» AIM OF THE TASK
Write out all of the rows again with "ellipsis-button" swapped for "more-button" everywhere it appears, changing nothing else and leaving out the pictures.

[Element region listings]
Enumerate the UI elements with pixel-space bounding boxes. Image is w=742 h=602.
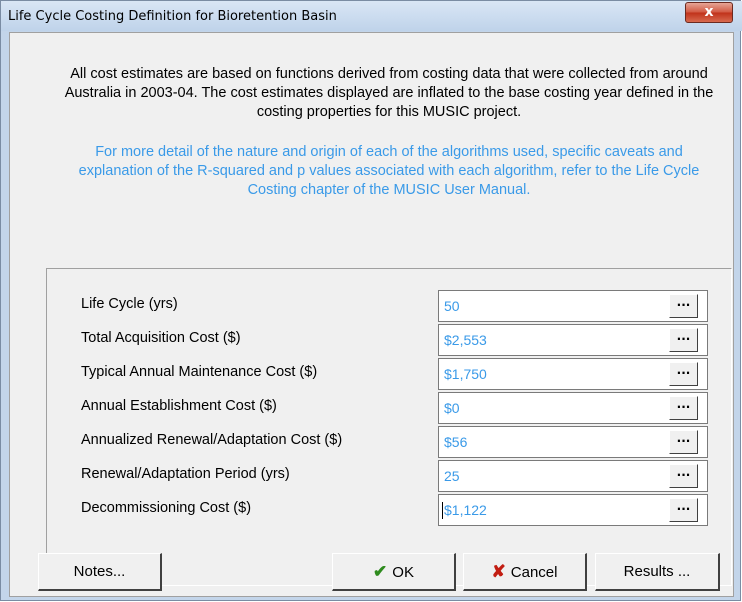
field-label: Life Cycle (yrs) bbox=[81, 296, 178, 312]
title-bar[interactable]: Life Cycle Costing Definition for Bioret… bbox=[1, 1, 742, 31]
ellipsis-button[interactable]: ... bbox=[669, 362, 698, 386]
field-value: $2,553 bbox=[444, 332, 487, 348]
row-annual-establishment-cost: Annual Establishment Cost ($) $0 ... bbox=[47, 390, 733, 424]
cost-info-text: All cost estimates are based on function… bbox=[64, 66, 714, 120]
field-value: $1,122 bbox=[442, 502, 487, 519]
ellipsis-button[interactable]: ... bbox=[669, 294, 698, 318]
total-acquisition-cost-field[interactable]: $2,553 ... bbox=[438, 324, 708, 356]
row-renewal-adaptation-period: Renewal/Adaptation Period (yrs) 25 ... bbox=[47, 458, 733, 492]
field-label: Decommissioning Cost ($) bbox=[81, 500, 252, 516]
row-annual-maintenance-cost: Typical Annual Maintenance Cost ($) $1,7… bbox=[47, 356, 733, 390]
renewal-adaptation-cost-field[interactable]: $56 ... bbox=[438, 426, 708, 458]
close-button[interactable]: x bbox=[685, 2, 733, 23]
decommissioning-cost-field[interactable]: $1,122 ... bbox=[438, 494, 708, 526]
checkmark-icon: ✔ bbox=[373, 562, 388, 581]
notes-button-label: Notes... bbox=[73, 563, 126, 580]
row-total-acquisition-cost: Total Acquisition Cost ($) $2,553 ... bbox=[47, 322, 733, 356]
ellipsis-button[interactable]: ... bbox=[669, 430, 698, 454]
field-value: $56 bbox=[444, 434, 468, 450]
field-label: Annualized Renewal/Adaptation Cost ($) bbox=[81, 432, 343, 448]
manual-reference-text: For more detail of the nature and origin… bbox=[78, 144, 700, 198]
window-title: Life Cycle Costing Definition for Bioret… bbox=[8, 9, 337, 24]
field-value: 25 bbox=[444, 468, 460, 484]
cancel-button[interactable]: ✘ Cancel bbox=[463, 553, 587, 591]
ok-button-label: OK bbox=[392, 564, 414, 581]
cost-fields-panel: Life Cycle (yrs) 50 ... Total Acquisitio… bbox=[46, 268, 732, 586]
close-icon: x bbox=[704, 4, 714, 20]
field-label: Renewal/Adaptation Period (yrs) bbox=[81, 466, 290, 482]
field-label: Typical Annual Maintenance Cost ($) bbox=[81, 364, 318, 380]
field-label: Annual Establishment Cost ($) bbox=[81, 398, 277, 414]
row-renewal-adaptation-cost: Annualized Renewal/Adaptation Cost ($) $… bbox=[47, 424, 733, 458]
row-decommissioning-cost: Decommissioning Cost ($) $1,122 ... bbox=[47, 492, 733, 526]
ellipsis-button[interactable]: ... bbox=[669, 328, 698, 352]
x-icon: ✘ bbox=[491, 562, 506, 581]
results-button[interactable]: Results ... bbox=[595, 553, 720, 591]
field-value: 50 bbox=[444, 298, 460, 314]
field-label: Total Acquisition Cost ($) bbox=[81, 330, 241, 346]
cancel-button-label: Cancel bbox=[510, 564, 558, 581]
life-cycle-costing-dialog: Life Cycle Costing Definition for Bioret… bbox=[0, 0, 742, 601]
annual-establishment-cost-field[interactable]: $0 ... bbox=[438, 392, 708, 424]
ellipsis-button[interactable]: ... bbox=[669, 498, 698, 522]
notes-button[interactable]: Notes... bbox=[38, 553, 162, 591]
results-button-label: Results ... bbox=[623, 563, 691, 580]
dialog-content: All cost estimates are based on function… bbox=[9, 32, 734, 597]
field-value: $0 bbox=[444, 400, 460, 416]
row-life-cycle: Life Cycle (yrs) 50 ... bbox=[47, 288, 733, 322]
ellipsis-button[interactable]: ... bbox=[669, 464, 698, 488]
ok-button[interactable]: ✔ OK bbox=[332, 553, 456, 591]
life-cycle-field[interactable]: 50 ... bbox=[438, 290, 708, 322]
ellipsis-button[interactable]: ... bbox=[669, 396, 698, 420]
renewal-adaptation-period-field[interactable]: 25 ... bbox=[438, 460, 708, 492]
annual-maintenance-cost-field[interactable]: $1,750 ... bbox=[438, 358, 708, 390]
field-value: $1,750 bbox=[444, 366, 487, 382]
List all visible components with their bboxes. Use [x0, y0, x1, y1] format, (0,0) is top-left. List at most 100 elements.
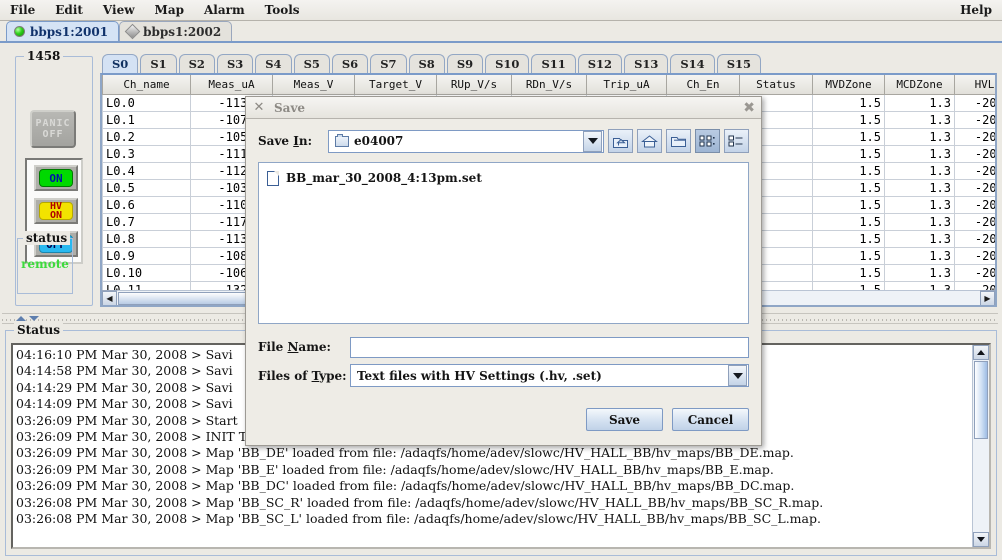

» FULL OUTPUT
Enumerate the UI elements with pixel-space bounding boxes. Image is w=742 h=602.
field-label: Life Cycle (yrs) bbox=[81, 296, 178, 312]
title-bar[interactable]: Life Cycle Costing Definition for Bioret… bbox=[1, 1, 742, 31]
more-button[interactable]: ... bbox=[669, 362, 698, 386]
field-value: $2,553 bbox=[444, 332, 487, 348]
row-annual-establishment-cost: Annual Establishment Cost ($) $0 ... bbox=[47, 390, 733, 424]
cost-info-text: All cost estimates are based on function… bbox=[64, 66, 714, 120]
field-value: $1,122 bbox=[442, 502, 487, 519]
more-button[interactable]: ... bbox=[669, 294, 698, 318]
total-acquisition-cost-field[interactable]: $2,553 ... bbox=[438, 324, 708, 356]
row-renewal-adaptation-period: Renewal/Adaptation Period (yrs) 25 ... bbox=[47, 458, 733, 492]
field-label: Decommissioning Cost ($) bbox=[81, 500, 252, 516]
row-annual-maintenance-cost: Typical Annual Maintenance Cost ($) $1,7… bbox=[47, 356, 733, 390]
renewal-adaptation-cost-field[interactable]: $56 ... bbox=[438, 426, 708, 458]
close-button[interactable]: x bbox=[685, 2, 733, 23]
decommissioning-cost-field[interactable]: $1,122 ... bbox=[438, 494, 708, 526]
checkmark-icon: ✔ bbox=[373, 562, 388, 581]
notes-button-label: Notes... bbox=[73, 563, 126, 580]
row-total-acquisition-cost: Total Acquisition Cost ($) $2,553 ... bbox=[47, 322, 733, 356]
more-button[interactable]: ... bbox=[669, 430, 698, 454]
field-value: $56 bbox=[444, 434, 468, 450]
field-label: Annualized Renewal/Adaptation Cost ($) bbox=[81, 432, 343, 448]
manual-reference-text: For more detail of the nature and origin… bbox=[78, 144, 700, 198]
window-title: Life Cycle Costing Definition for Bioret… bbox=[8, 9, 337, 24]
field-value: 25 bbox=[444, 468, 460, 484]
cancel-button[interactable]: ✘ Cancel bbox=[463, 553, 587, 591]
ok-button-label: OK bbox=[392, 564, 414, 581]
cost-fields-panel: Life Cycle (yrs) 50 ... Total Acquisitio… bbox=[46, 268, 732, 586]
close-icon: x bbox=[704, 4, 714, 20]
field-label: Renewal/Adaptation Period (yrs) bbox=[81, 466, 290, 482]
field-label: Typical Annual Maintenance Cost ($) bbox=[81, 364, 318, 380]
field-label: Annual Establishment Cost ($) bbox=[81, 398, 277, 414]
row-renewal-adaptation-cost: Annualized Renewal/Adaptation Cost ($) $… bbox=[47, 424, 733, 458]
row-decommissioning-cost: Decommissioning Cost ($) $1,122 ... bbox=[47, 492, 733, 526]
more-button[interactable]: ... bbox=[669, 328, 698, 352]
x-icon: ✘ bbox=[491, 562, 506, 581]
results-button[interactable]: Results ... bbox=[595, 553, 720, 591]
field-value: 50 bbox=[444, 298, 460, 314]
field-label: Total Acquisition Cost ($) bbox=[81, 330, 241, 346]
cancel-button-label: Cancel bbox=[510, 564, 558, 581]
life-cycle-costing-dialog: Life Cycle Costing Definition for Bioret… bbox=[0, 0, 742, 601]
annual-establishment-cost-field[interactable]: $0 ... bbox=[438, 392, 708, 424]
more-button[interactable]: ... bbox=[669, 498, 698, 522]
notes-button[interactable]: Notes... bbox=[38, 553, 162, 591]
results-button-label: Results ... bbox=[623, 563, 691, 580]
dialog-content: All cost estimates are based on function… bbox=[9, 32, 734, 597]
field-value: $0 bbox=[444, 400, 460, 416]
row-life-cycle: Life Cycle (yrs) 50 ... bbox=[47, 288, 733, 322]
more-button[interactable]: ... bbox=[669, 464, 698, 488]
ok-button[interactable]: ✔ OK bbox=[332, 553, 456, 591]
life-cycle-field[interactable]: 50 ... bbox=[438, 290, 708, 322]
more-button[interactable]: ... bbox=[669, 396, 698, 420]
renewal-adaptation-period-field[interactable]: 25 ... bbox=[438, 460, 708, 492]
annual-maintenance-cost-field[interactable]: $1,750 ... bbox=[438, 358, 708, 390]
field-value: $1,750 bbox=[444, 366, 487, 382]
List all visible components with their bboxes. Use [x0, y0, x1, y1] format, (0,0) is top-left. List at most 100 elements.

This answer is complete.